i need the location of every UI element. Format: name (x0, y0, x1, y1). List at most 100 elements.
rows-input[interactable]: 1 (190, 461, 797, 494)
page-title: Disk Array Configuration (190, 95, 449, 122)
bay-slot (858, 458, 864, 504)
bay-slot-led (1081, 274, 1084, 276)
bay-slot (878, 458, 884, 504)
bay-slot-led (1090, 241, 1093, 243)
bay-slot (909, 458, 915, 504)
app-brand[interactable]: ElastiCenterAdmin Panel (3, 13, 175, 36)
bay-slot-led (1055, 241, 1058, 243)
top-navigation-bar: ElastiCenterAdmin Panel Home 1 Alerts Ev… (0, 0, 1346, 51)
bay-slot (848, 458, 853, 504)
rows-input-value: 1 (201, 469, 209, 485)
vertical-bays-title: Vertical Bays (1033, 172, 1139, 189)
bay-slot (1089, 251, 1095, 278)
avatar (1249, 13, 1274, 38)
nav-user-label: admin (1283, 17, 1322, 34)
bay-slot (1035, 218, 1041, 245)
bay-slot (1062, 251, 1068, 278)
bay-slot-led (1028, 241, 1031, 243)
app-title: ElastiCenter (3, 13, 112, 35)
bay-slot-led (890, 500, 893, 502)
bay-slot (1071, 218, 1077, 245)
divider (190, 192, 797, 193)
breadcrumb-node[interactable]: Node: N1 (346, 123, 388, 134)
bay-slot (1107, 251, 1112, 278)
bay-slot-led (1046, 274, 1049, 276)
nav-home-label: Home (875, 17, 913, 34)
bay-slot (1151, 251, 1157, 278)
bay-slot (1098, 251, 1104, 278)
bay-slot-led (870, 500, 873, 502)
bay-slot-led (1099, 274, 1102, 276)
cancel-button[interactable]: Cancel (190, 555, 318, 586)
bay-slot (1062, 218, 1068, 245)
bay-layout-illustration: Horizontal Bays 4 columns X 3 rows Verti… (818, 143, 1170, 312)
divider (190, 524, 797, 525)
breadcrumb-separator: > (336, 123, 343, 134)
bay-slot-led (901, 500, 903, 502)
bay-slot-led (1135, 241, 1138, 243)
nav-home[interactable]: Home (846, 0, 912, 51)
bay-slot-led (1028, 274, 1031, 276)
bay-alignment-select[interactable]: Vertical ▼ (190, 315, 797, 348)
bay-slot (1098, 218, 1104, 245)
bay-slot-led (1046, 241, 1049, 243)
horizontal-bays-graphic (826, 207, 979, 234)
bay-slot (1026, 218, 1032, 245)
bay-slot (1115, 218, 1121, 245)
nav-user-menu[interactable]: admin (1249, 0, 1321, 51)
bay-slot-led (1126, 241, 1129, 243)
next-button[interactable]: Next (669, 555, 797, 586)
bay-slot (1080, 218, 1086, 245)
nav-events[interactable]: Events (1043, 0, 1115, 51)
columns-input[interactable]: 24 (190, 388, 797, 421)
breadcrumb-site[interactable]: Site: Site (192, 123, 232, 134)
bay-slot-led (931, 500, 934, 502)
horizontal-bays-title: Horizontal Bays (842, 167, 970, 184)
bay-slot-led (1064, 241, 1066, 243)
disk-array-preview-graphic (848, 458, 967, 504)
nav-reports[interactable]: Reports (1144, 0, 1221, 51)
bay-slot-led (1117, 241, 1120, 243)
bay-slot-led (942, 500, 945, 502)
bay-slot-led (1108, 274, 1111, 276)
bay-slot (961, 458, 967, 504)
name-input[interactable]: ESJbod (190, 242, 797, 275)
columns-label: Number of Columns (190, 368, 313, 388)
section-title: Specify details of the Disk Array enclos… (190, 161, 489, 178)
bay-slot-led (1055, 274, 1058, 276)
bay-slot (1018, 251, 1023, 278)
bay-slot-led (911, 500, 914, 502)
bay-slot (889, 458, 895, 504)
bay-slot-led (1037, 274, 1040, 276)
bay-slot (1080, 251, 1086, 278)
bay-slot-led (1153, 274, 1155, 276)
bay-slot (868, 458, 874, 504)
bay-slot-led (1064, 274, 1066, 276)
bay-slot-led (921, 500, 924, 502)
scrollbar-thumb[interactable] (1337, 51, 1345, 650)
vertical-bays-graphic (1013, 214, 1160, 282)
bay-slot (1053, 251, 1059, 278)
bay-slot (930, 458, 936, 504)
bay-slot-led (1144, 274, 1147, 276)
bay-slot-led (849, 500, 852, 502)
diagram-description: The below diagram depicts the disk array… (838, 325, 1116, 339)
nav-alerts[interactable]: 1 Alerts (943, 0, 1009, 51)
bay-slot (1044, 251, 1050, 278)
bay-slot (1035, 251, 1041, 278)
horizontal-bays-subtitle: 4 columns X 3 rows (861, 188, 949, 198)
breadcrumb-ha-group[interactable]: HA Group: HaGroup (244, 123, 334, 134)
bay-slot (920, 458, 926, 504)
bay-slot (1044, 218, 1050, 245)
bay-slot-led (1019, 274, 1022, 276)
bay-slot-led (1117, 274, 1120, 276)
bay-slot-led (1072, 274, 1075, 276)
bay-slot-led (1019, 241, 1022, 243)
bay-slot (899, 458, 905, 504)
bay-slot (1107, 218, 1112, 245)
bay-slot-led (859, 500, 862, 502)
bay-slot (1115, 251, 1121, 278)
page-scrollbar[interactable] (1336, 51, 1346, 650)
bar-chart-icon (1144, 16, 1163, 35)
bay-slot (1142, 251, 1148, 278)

==============================

The task:
Copy out every line of the entries above word for word, without changing anything.

Solution to this task:
i need the location of every UI element. Format: name (x0, y0, x1, y1). List at most 100 elements.
rows-input[interactable]: 1 (190, 461, 797, 494)
page-title: Disk Array Configuration (190, 95, 449, 122)
bay-slot (858, 458, 864, 504)
bay-slot-led (1081, 274, 1084, 276)
bay-slot (878, 458, 884, 504)
bay-slot-led (1090, 241, 1093, 243)
bay-slot (909, 458, 915, 504)
app-brand[interactable]: ElastiCenterAdmin Panel (3, 13, 175, 36)
bay-slot-led (1055, 241, 1058, 243)
top-navigation-bar: ElastiCenterAdmin Panel Home 1 Alerts Ev… (0, 0, 1346, 51)
bay-slot (848, 458, 853, 504)
rows-input-value: 1 (201, 469, 209, 485)
vertical-bays-title: Vertical Bays (1033, 172, 1139, 189)
bay-slot (1089, 251, 1095, 278)
avatar (1249, 13, 1274, 38)
nav-user-label: admin (1283, 17, 1322, 34)
bay-slot (1035, 218, 1041, 245)
bay-slot (1062, 251, 1068, 278)
bay-slot-led (1028, 241, 1031, 243)
app-title: ElastiCenter (3, 13, 112, 35)
bay-slot-led (890, 500, 893, 502)
bay-slot (1071, 218, 1077, 245)
divider (190, 192, 797, 193)
breadcrumb-node[interactable]: Node: N1 (346, 123, 388, 134)
bay-slot (1107, 251, 1112, 278)
bay-slot-led (1046, 274, 1049, 276)
nav-home-label: Home (875, 17, 913, 34)
bay-slot (1151, 251, 1157, 278)
bay-slot (1098, 251, 1104, 278)
bay-slot-led (870, 500, 873, 502)
bay-slot-led (1099, 274, 1102, 276)
cancel-button[interactable]: Cancel (190, 555, 318, 586)
bay-slot (1062, 218, 1068, 245)
bay-layout-illustration: Horizontal Bays 4 columns X 3 rows Verti… (818, 143, 1170, 312)
divider (190, 524, 797, 525)
breadcrumb-separator: > (336, 123, 343, 134)
bay-slot-led (901, 500, 903, 502)
bay-slot-led (1135, 241, 1138, 243)
nav-home[interactable]: Home (846, 0, 912, 51)
bay-slot-led (1028, 274, 1031, 276)
bay-alignment-select[interactable]: Vertical ▼ (190, 315, 797, 348)
bay-slot (1098, 218, 1104, 245)
bay-slot-led (1046, 241, 1049, 243)
horizontal-bays-graphic (826, 207, 979, 234)
bay-slot (1026, 218, 1032, 245)
bay-slot (1115, 218, 1121, 245)
nav-user-menu[interactable]: admin (1249, 0, 1321, 51)
bay-slot-led (1126, 241, 1129, 243)
next-button[interactable]: Next (669, 555, 797, 586)
bay-slot (1080, 218, 1086, 245)
nav-events[interactable]: Events (1043, 0, 1115, 51)
columns-input[interactable]: 24 (190, 388, 797, 421)
breadcrumb-site[interactable]: Site: Site (192, 123, 232, 134)
bay-slot-led (931, 500, 934, 502)
horizontal-bays-title: Horizontal Bays (842, 167, 970, 184)
bay-slot-led (1064, 241, 1066, 243)
disk-array-preview-graphic (848, 458, 967, 504)
nav-reports[interactable]: Reports (1144, 0, 1221, 51)
bay-slot-led (1117, 241, 1120, 243)
bay-slot-led (942, 500, 945, 502)
bay-slot-led (1108, 274, 1111, 276)
bay-slot (961, 458, 967, 504)
name-input[interactable]: ESJbod (190, 242, 797, 275)
columns-label: Number of Columns (190, 368, 313, 388)
section-title: Specify details of the Disk Array enclos… (190, 161, 489, 178)
bay-slot-led (1055, 274, 1058, 276)
bay-slot (1018, 251, 1023, 278)
bay-slot-led (911, 500, 914, 502)
bay-slot (889, 458, 895, 504)
bay-slot-led (1037, 274, 1040, 276)
bay-slot (1080, 251, 1086, 278)
bay-slot-led (1153, 274, 1155, 276)
bay-slot (868, 458, 874, 504)
bay-slot-led (1064, 274, 1066, 276)
bay-slot-led (921, 500, 924, 502)
scrollbar-thumb[interactable] (1337, 51, 1345, 650)
vertical-bays-graphic (1013, 214, 1160, 282)
bay-slot (1053, 251, 1059, 278)
bay-slot (930, 458, 936, 504)
bay-slot-led (1144, 274, 1147, 276)
bay-slot-led (849, 500, 852, 502)
diagram-description: The below diagram depicts the disk array… (838, 325, 1116, 339)
nav-alerts[interactable]: 1 Alerts (943, 0, 1009, 51)
bay-slot (1044, 251, 1050, 278)
bay-slot (1035, 251, 1041, 278)
horizontal-bays-subtitle: 4 columns X 3 rows (861, 188, 949, 198)
breadcrumb-ha-group[interactable]: HA Group: HaGroup (244, 123, 334, 134)
bay-slot (920, 458, 926, 504)
bay-slot (1044, 218, 1050, 245)
bay-slot-led (1019, 274, 1022, 276)
bay-slot-led (1117, 274, 1120, 276)
bay-slot-led (1072, 274, 1075, 276)
bay-slot-led (1019, 241, 1022, 243)
bay-slot (899, 458, 905, 504)
bay-slot (1107, 218, 1112, 245)
bay-slot-led (859, 500, 862, 502)
bay-slot (1115, 251, 1121, 278)
page-scrollbar[interactable] (1336, 51, 1346, 650)
bar-chart-icon (1144, 16, 1163, 35)
bay-slot (1142, 251, 1148, 278)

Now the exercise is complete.